== Dataset records

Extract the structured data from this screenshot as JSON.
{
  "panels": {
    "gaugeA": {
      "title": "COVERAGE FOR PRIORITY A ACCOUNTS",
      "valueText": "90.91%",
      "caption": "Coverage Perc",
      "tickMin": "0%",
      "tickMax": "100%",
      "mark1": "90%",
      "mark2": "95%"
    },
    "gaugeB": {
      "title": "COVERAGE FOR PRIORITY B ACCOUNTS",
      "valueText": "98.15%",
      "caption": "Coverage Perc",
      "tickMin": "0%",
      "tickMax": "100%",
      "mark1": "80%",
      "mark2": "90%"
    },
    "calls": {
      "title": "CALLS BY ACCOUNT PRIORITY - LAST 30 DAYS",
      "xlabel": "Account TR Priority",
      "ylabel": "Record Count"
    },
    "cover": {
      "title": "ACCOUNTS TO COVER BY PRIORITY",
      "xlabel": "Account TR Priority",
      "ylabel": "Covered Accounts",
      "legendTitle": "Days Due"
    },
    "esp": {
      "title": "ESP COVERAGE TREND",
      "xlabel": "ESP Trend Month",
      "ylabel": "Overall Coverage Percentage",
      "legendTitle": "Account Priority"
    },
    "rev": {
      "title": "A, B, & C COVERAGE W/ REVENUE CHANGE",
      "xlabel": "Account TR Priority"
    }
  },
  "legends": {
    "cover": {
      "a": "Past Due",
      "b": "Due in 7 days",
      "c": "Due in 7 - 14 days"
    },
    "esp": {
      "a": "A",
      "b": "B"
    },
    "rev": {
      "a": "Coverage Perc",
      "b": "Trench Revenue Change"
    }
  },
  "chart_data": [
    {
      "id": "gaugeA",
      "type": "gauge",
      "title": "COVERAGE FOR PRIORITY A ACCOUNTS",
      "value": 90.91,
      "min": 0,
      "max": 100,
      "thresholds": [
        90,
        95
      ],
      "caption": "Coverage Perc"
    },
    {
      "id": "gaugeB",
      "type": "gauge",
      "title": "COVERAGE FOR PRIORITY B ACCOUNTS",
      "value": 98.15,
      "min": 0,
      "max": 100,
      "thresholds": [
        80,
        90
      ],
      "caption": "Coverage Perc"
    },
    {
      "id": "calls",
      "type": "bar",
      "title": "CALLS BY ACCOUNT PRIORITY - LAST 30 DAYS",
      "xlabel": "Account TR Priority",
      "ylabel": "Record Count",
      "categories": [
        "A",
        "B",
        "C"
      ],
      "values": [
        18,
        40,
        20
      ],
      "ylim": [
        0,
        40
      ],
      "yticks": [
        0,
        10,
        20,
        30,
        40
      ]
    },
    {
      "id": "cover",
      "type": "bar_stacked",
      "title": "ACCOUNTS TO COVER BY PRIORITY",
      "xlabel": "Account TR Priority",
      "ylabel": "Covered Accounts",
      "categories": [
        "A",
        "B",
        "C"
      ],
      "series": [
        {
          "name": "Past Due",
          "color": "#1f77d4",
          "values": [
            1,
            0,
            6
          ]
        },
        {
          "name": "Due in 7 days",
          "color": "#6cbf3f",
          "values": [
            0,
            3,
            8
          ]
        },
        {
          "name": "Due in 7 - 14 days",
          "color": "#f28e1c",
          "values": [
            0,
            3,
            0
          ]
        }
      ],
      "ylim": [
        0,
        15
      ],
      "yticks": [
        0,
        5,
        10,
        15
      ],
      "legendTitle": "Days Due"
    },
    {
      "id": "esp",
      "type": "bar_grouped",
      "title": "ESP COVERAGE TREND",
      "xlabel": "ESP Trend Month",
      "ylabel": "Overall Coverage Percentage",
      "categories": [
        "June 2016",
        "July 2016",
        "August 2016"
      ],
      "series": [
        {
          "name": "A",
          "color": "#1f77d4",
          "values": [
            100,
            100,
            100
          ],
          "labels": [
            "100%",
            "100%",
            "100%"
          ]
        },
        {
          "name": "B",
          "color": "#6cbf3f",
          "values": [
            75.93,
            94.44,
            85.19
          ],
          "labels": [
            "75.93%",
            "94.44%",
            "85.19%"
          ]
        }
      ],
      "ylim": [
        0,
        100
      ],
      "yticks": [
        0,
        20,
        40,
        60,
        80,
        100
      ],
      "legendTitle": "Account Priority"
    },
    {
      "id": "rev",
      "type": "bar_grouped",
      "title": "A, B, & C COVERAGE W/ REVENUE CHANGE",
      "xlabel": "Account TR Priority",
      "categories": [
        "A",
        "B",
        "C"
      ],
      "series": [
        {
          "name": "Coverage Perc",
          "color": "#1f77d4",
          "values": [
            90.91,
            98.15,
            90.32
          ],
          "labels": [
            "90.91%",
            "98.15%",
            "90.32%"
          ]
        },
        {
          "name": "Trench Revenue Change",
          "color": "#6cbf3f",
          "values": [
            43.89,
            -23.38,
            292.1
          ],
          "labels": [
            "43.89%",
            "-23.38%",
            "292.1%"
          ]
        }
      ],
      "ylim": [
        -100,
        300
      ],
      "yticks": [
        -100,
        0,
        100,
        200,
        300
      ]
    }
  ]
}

====

▶ **Goal**
The whole listing above needs to be written out again exactly.

▶ **Result of the task**
Extract the structured data from this screenshot as JSON.
{
  "panels": {
    "gaugeA": {
      "title": "COVERAGE FOR PRIORITY A ACCOUNTS",
      "valueText": "90.91%",
      "caption": "Coverage Perc",
      "tickMin": "0%",
      "tickMax": "100%",
      "mark1": "90%",
      "mark2": "95%"
    },
    "gaugeB": {
      "title": "COVERAGE FOR PRIORITY B ACCOUNTS",
      "valueText": "98.15%",
      "caption": "Coverage Perc",
      "tickMin": "0%",
      "tickMax": "100%",
      "mark1": "80%",
      "mark2": "90%"
    },
    "calls": {
      "title": "CALLS BY ACCOUNT PRIORITY - LAST 30 DAYS",
      "xlabel": "Account TR Priority",
      "ylabel": "Record Count"
    },
    "cover": {
      "title": "ACCOUNTS TO COVER BY PRIORITY",
      "xlabel": "Account TR Priority",
      "ylabel": "Covered Accounts",
      "legendTitle": "Days Due"
    },
    "esp": {
      "title": "ESP COVERAGE TREND",
      "xlabel": "ESP Trend Month",
      "ylabel": "Overall Coverage Percentage",
      "legendTitle": "Account Priority"
    },
    "rev": {
      "title": "A, B, & C COVERAGE W/ REVENUE CHANGE",
      "xlabel": "Account TR Priority"
    }
  },
  "legends": {
    "cover": {
      "a": "Past Due",
      "b": "Due in 7 days",
      "c": "Due in 7 - 14 days"
    },
    "esp": {
      "a": "A",
      "b": "B"
    },
    "rev": {
      "a": "Coverage Perc",
      "b": "Trench Revenue Change"
    }
  },
  "chart_data": [
    {
      "id": "gaugeA",
      "type": "gauge",
      "title": "COVERAGE FOR PRIORITY A ACCOUNTS",
      "value": 90.91,
      "min": 0,
      "max": 100,
      "thresholds": [
        90,
        95
      ],
      "caption": "Coverage Perc"
    },
    {
      "id": "gaugeB",
      "type": "gauge",
      "title": "COVERAGE FOR PRIORITY B ACCOUNTS",
      "value": 98.15,
      "min": 0,
      "max": 100,
      "thresholds": [
        80,
        90
      ],
      "caption": "Coverage Perc"
    },
    {
      "id": "calls",
      "type": "bar",
      "title": "CALLS BY ACCOUNT PRIORITY - LAST 30 DAYS",
      "xlabel": "Account TR Priority",
      "ylabel": "Record Count",
      "categories": [
        "A",
        "B",
        "C"
      ],
      "values": [
        18,
        40,
        20
      ],
      "ylim": [
        0,
        40
      ],
      "yticks": [
        0,
        10,
        20,
        30,
        40
      ]
    },
    {
      "id": "cover",
      "type": "bar_stacked",
      "title": "ACCOUNTS TO COVER BY PRIORITY",
      "xlabel": "Account TR Priority",
      "ylabel": "Covered Accounts",
      "categories": [
        "A",
        "B",
        "C"
      ],
      "series": [
        {
          "name": "Past Due",
          "color": "#1f77d4",
          "values": [
            1,
            0,
            6
          ]
        },
        {
          "name": "Due in 7 days",
          "color": "#6cbf3f",
          "values": [
            0,
            3,
            8
          ]
        },
        {
          "name": "Due in 7 - 14 days",
          "color": "#f28e1c",
          "values": [
            0,
            3,
            0
          ]
        }
      ],
      "ylim": [
        0,
        15
      ],
      "yticks": [
        0,
        5,
        10,
        15
      ],
      "legendTitle": "Days Due"
    },
    {
      "id": "esp",
      "type": "bar_grouped",
      "title": "ESP COVERAGE TREND",
      "xlabel": "ESP Trend Month",
      "ylabel": "Overall Coverage Percentage",
      "categories": [
        "June 2016",
        "July 2016",
        "August 2016"
      ],
      "series": [
        {
          "name": "A",
          "color": "#1f77d4",
          "values": [
            100,
            100,
            100
          ],
          "labels": [
            "100%",
            "100%",
            "100%"
          ]
        },
        {
          "name": "B",
          "color": "#6cbf3f",
          "values": [
            75.93,
            94.44,
            85.19
          ],
          "labels": [
            "75.93%",
            "94.44%",
            "85.19%"
          ]
        }
      ],
      "ylim": [
        0,
        100
      ],
      "yticks": [
        0,
        20,
        40,
        60,
        80,
        100
      ],
      "legendTitle": "Account Priority"
    },
    {
      "id": "rev",
      "type": "bar_grouped",
      "title": "A, B, & C COVERAGE W/ REVENUE CHANGE",
      "xlabel": "Account TR Priority",
      "categories": [
        "A",
        "B",
        "C"
      ],
      "series": [
        {
          "name": "Coverage Perc",
          "color": "#1f77d4",
          "values": [
            90.91,
            98.15,
            90.32
          ],
          "labels": [
            "90.91%",
            "98.15%",
            "90.32%"
          ]
        },
        {
          "name": "Trench Revenue Change",
          "color": "#6cbf3f",
          "values": [
            43.89,
            -23.38,
            292.1
          ],
          "labels": [
            "43.89%",
            "-23.38%",
            "292.1%"
          ]
        }
      ],
      "ylim": [
        -100,
        300
      ],
      "yticks": [
        -100,
        0,
        100,
        200,
        300
      ]
    }
  ]
}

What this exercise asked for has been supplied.